- THE TASK:
Repeat the material below word for word and leave out all pictures.

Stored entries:
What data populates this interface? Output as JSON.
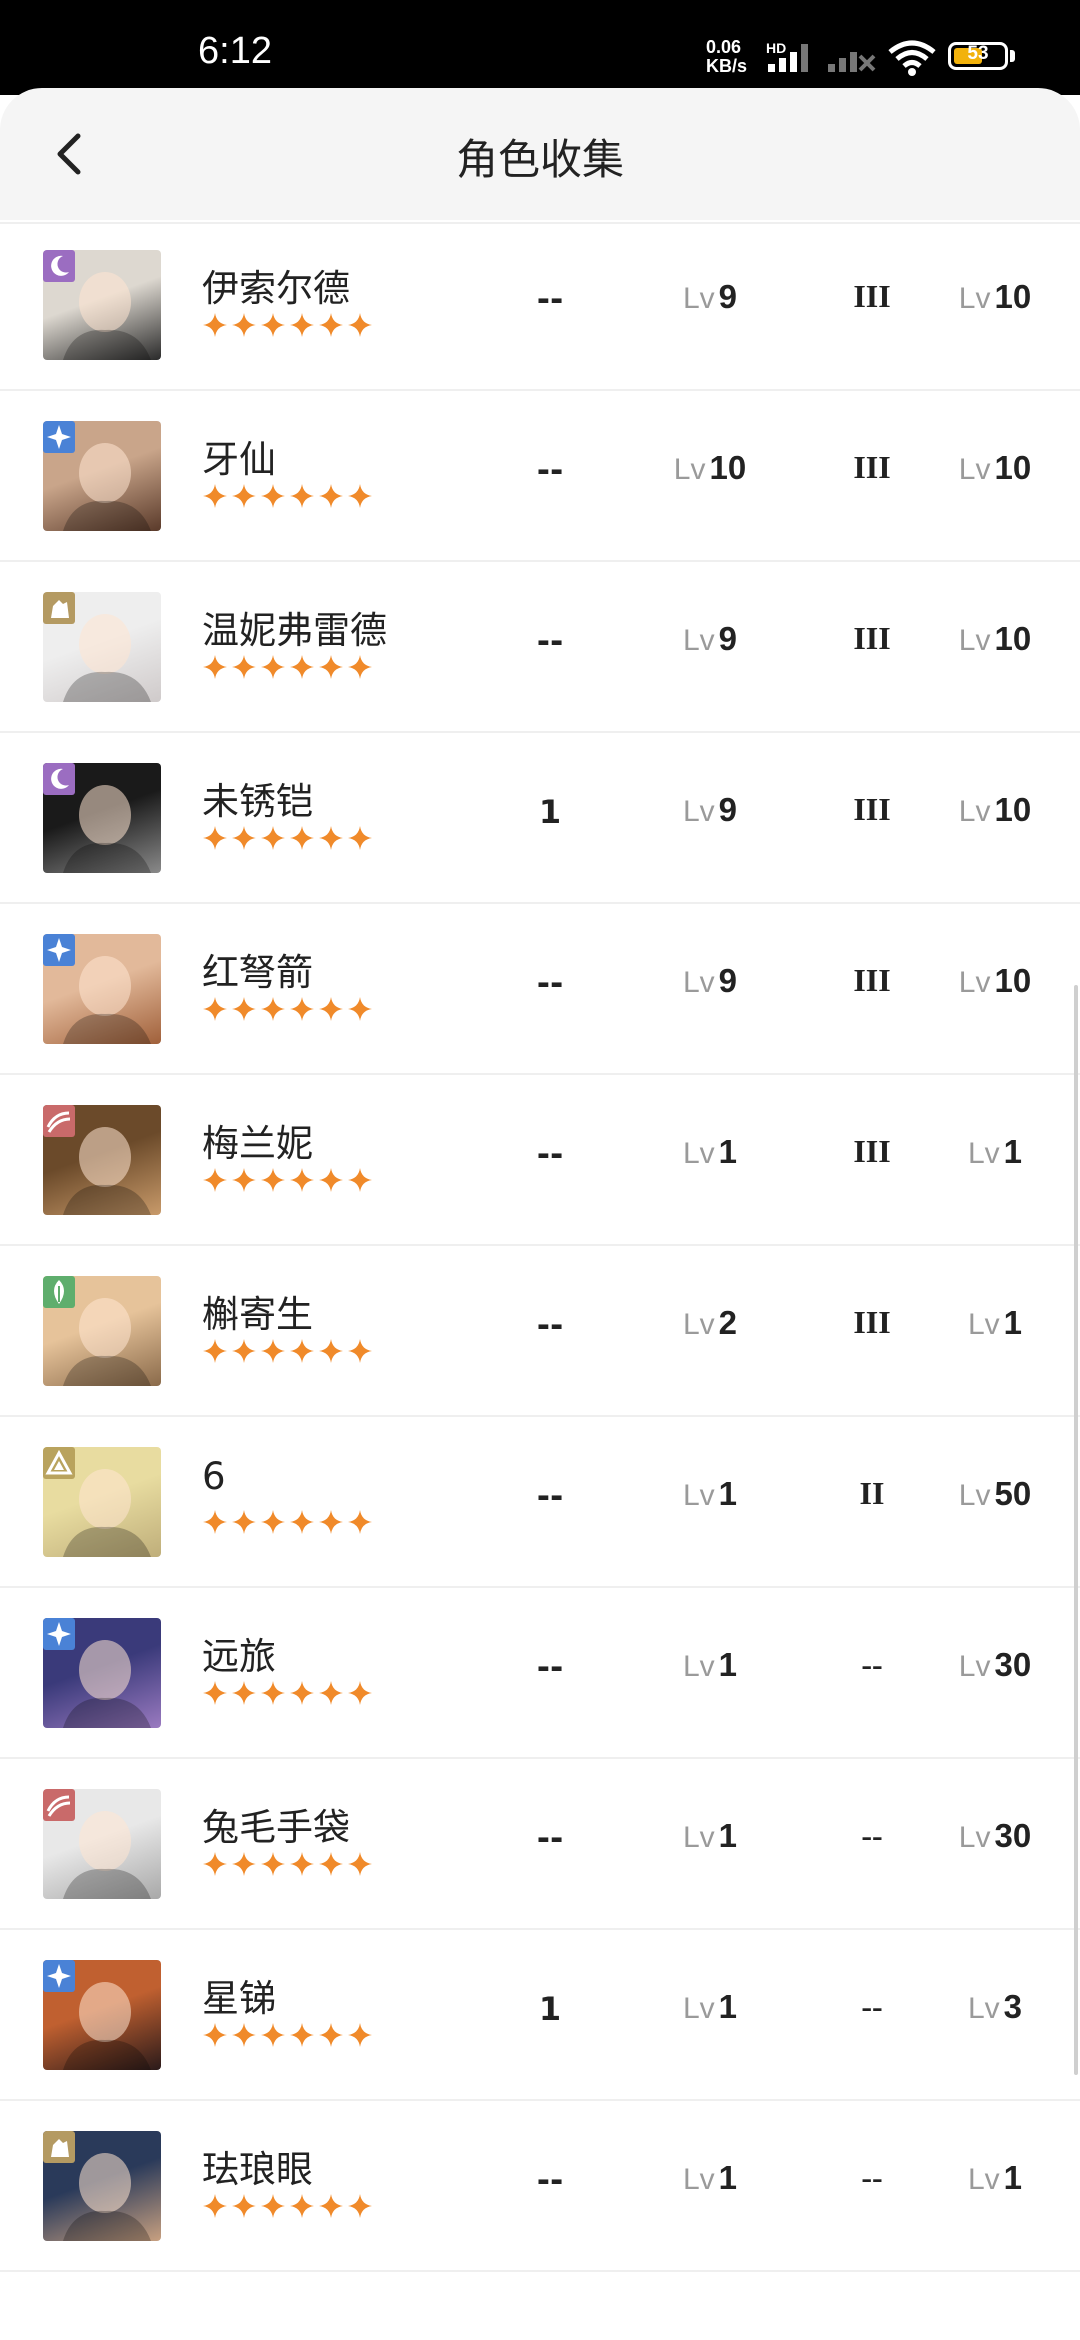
{
  "status_bar": {
    "time": "6:12",
    "net_speed_value": "0.06",
    "net_speed_unit": "KB/s",
    "hd_label": "HD",
    "battery": "53"
  },
  "header": {
    "title": "角色收集"
  },
  "level_prefix": "Lv",
  "element_colors": {
    "purple": "#9b6dc1",
    "blue": "#4a82d6",
    "gold": "#b49a62",
    "red": "#c96a6a",
    "green": "#5fae6d",
    "yellow": "#b9a35e"
  },
  "star_color": "#f08a2a",
  "rows": [
    {
      "name": "伊索尔德",
      "element_icon": "moon-icon",
      "element_color": "#9b6dc1",
      "stars": 6,
      "count": "--",
      "level": "9",
      "tier": "III",
      "skill_level": "10",
      "portrait_colors": [
        "#ddd8d0",
        "#2a2a2a"
      ]
    },
    {
      "name": "牙仙",
      "element_icon": "star-icon",
      "element_color": "#4a82d6",
      "stars": 6,
      "count": "--",
      "level": "10",
      "tier": "III",
      "skill_level": "10",
      "portrait_colors": [
        "#c9a58a",
        "#5a3a2a"
      ]
    },
    {
      "name": "温妮弗雷德",
      "element_icon": "beast-icon",
      "element_color": "#b49a62",
      "stars": 6,
      "count": "--",
      "level": "9",
      "tier": "III",
      "skill_level": "10",
      "portrait_colors": [
        "#eeeeee",
        "#cfcaca"
      ]
    },
    {
      "name": "未锈铠",
      "element_icon": "moon-icon",
      "element_color": "#9b6dc1",
      "stars": 6,
      "count": "1",
      "level": "9",
      "tier": "III",
      "skill_level": "10",
      "portrait_colors": [
        "#1a1a1a",
        "#8a8a8a"
      ]
    },
    {
      "name": "红弩箭",
      "element_icon": "star-icon",
      "element_color": "#4a82d6",
      "stars": 6,
      "count": "--",
      "level": "9",
      "tier": "III",
      "skill_level": "10",
      "portrait_colors": [
        "#e2b99a",
        "#a0603a"
      ]
    },
    {
      "name": "梅兰妮",
      "element_icon": "wave-icon",
      "element_color": "#c96a6a",
      "stars": 6,
      "count": "--",
      "level": "1",
      "tier": "III",
      "skill_level": "1",
      "portrait_colors": [
        "#6b4a2a",
        "#c89a6a"
      ]
    },
    {
      "name": "槲寄生",
      "element_icon": "leaf-icon",
      "element_color": "#5fae6d",
      "stars": 6,
      "count": "--",
      "level": "2",
      "tier": "III",
      "skill_level": "1",
      "portrait_colors": [
        "#e6c39a",
        "#8a6a4a"
      ]
    },
    {
      "name": "6",
      "element_icon": "mineral-icon",
      "element_color": "#b9a35e",
      "stars": 6,
      "count": "--",
      "level": "1",
      "tier": "II",
      "skill_level": "50",
      "portrait_colors": [
        "#e8dca0",
        "#bfae7a"
      ]
    },
    {
      "name": "远旅",
      "element_icon": "star-icon",
      "element_color": "#4a82d6",
      "stars": 6,
      "count": "--",
      "level": "1",
      "tier": "--",
      "skill_level": "30",
      "portrait_colors": [
        "#3a3a7a",
        "#9a7ac0"
      ]
    },
    {
      "name": "兔毛手袋",
      "element_icon": "wave-icon",
      "element_color": "#c96a6a",
      "stars": 6,
      "count": "--",
      "level": "1",
      "tier": "--",
      "skill_level": "30",
      "portrait_colors": [
        "#e8e8e8",
        "#a8a8a8"
      ]
    },
    {
      "name": "星锑",
      "element_icon": "star-icon",
      "element_color": "#4a82d6",
      "stars": 6,
      "count": "1",
      "level": "1",
      "tier": "--",
      "skill_level": "3",
      "portrait_colors": [
        "#c06030",
        "#2a1a1a"
      ]
    },
    {
      "name": "珐琅眼",
      "element_icon": "beast-icon",
      "element_color": "#b49a62",
      "stars": 6,
      "count": "--",
      "level": "1",
      "tier": "--",
      "skill_level": "1",
      "portrait_colors": [
        "#2a3a5a",
        "#c8a080"
      ]
    }
  ]
}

- RESULT BELOW:
What data populates this interface? Output as JSON.
{
  "status_bar": {
    "time": "6:12",
    "net_speed_value": "0.06",
    "net_speed_unit": "KB/s",
    "hd_label": "HD",
    "battery": "53"
  },
  "header": {
    "title": "角色收集"
  },
  "level_prefix": "Lv",
  "element_colors": {
    "purple": "#9b6dc1",
    "blue": "#4a82d6",
    "gold": "#b49a62",
    "red": "#c96a6a",
    "green": "#5fae6d",
    "yellow": "#b9a35e"
  },
  "star_color": "#f08a2a",
  "rows": [
    {
      "name": "伊索尔德",
      "element_icon": "moon-icon",
      "element_color": "#9b6dc1",
      "stars": 6,
      "count": "--",
      "level": "9",
      "tier": "III",
      "skill_level": "10",
      "portrait_colors": [
        "#ddd8d0",
        "#2a2a2a"
      ]
    },
    {
      "name": "牙仙",
      "element_icon": "star-icon",
      "element_color": "#4a82d6",
      "stars": 6,
      "count": "--",
      "level": "10",
      "tier": "III",
      "skill_level": "10",
      "portrait_colors": [
        "#c9a58a",
        "#5a3a2a"
      ]
    },
    {
      "name": "温妮弗雷德",
      "element_icon": "beast-icon",
      "element_color": "#b49a62",
      "stars": 6,
      "count": "--",
      "level": "9",
      "tier": "III",
      "skill_level": "10",
      "portrait_colors": [
        "#eeeeee",
        "#cfcaca"
      ]
    },
    {
      "name": "未锈铠",
      "element_icon": "moon-icon",
      "element_color": "#9b6dc1",
      "stars": 6,
      "count": "1",
      "level": "9",
      "tier": "III",
      "skill_level": "10",
      "portrait_colors": [
        "#1a1a1a",
        "#8a8a8a"
      ]
    },
    {
      "name": "红弩箭",
      "element_icon": "star-icon",
      "element_color": "#4a82d6",
      "stars": 6,
      "count": "--",
      "level": "9",
      "tier": "III",
      "skill_level": "10",
      "portrait_colors": [
        "#e2b99a",
        "#a0603a"
      ]
    },
    {
      "name": "梅兰妮",
      "element_icon": "wave-icon",
      "element_color": "#c96a6a",
      "stars": 6,
      "count": "--",
      "level": "1",
      "tier": "III",
      "skill_level": "1",
      "portrait_colors": [
        "#6b4a2a",
        "#c89a6a"
      ]
    },
    {
      "name": "槲寄生",
      "element_icon": "leaf-icon",
      "element_color": "#5fae6d",
      "stars": 6,
      "count": "--",
      "level": "2",
      "tier": "III",
      "skill_level": "1",
      "portrait_colors": [
        "#e6c39a",
        "#8a6a4a"
      ]
    },
    {
      "name": "6",
      "element_icon": "mineral-icon",
      "element_color": "#b9a35e",
      "stars": 6,
      "count": "--",
      "level": "1",
      "tier": "II",
      "skill_level": "50",
      "portrait_colors": [
        "#e8dca0",
        "#bfae7a"
      ]
    },
    {
      "name": "远旅",
      "element_icon": "star-icon",
      "element_color": "#4a82d6",
      "stars": 6,
      "count": "--",
      "level": "1",
      "tier": "--",
      "skill_level": "30",
      "portrait_colors": [
        "#3a3a7a",
        "#9a7ac0"
      ]
    },
    {
      "name": "兔毛手袋",
      "element_icon": "wave-icon",
      "element_color": "#c96a6a",
      "stars": 6,
      "count": "--",
      "level": "1",
      "tier": "--",
      "skill_level": "30",
      "portrait_colors": [
        "#e8e8e8",
        "#a8a8a8"
      ]
    },
    {
      "name": "星锑",
      "element_icon": "star-icon",
      "element_color": "#4a82d6",
      "stars": 6,
      "count": "1",
      "level": "1",
      "tier": "--",
      "skill_level": "3",
      "portrait_colors": [
        "#c06030",
        "#2a1a1a"
      ]
    },
    {
      "name": "珐琅眼",
      "element_icon": "beast-icon",
      "element_color": "#b49a62",
      "stars": 6,
      "count": "--",
      "level": "1",
      "tier": "--",
      "skill_level": "1",
      "portrait_colors": [
        "#2a3a5a",
        "#c8a080"
      ]
    }
  ]
}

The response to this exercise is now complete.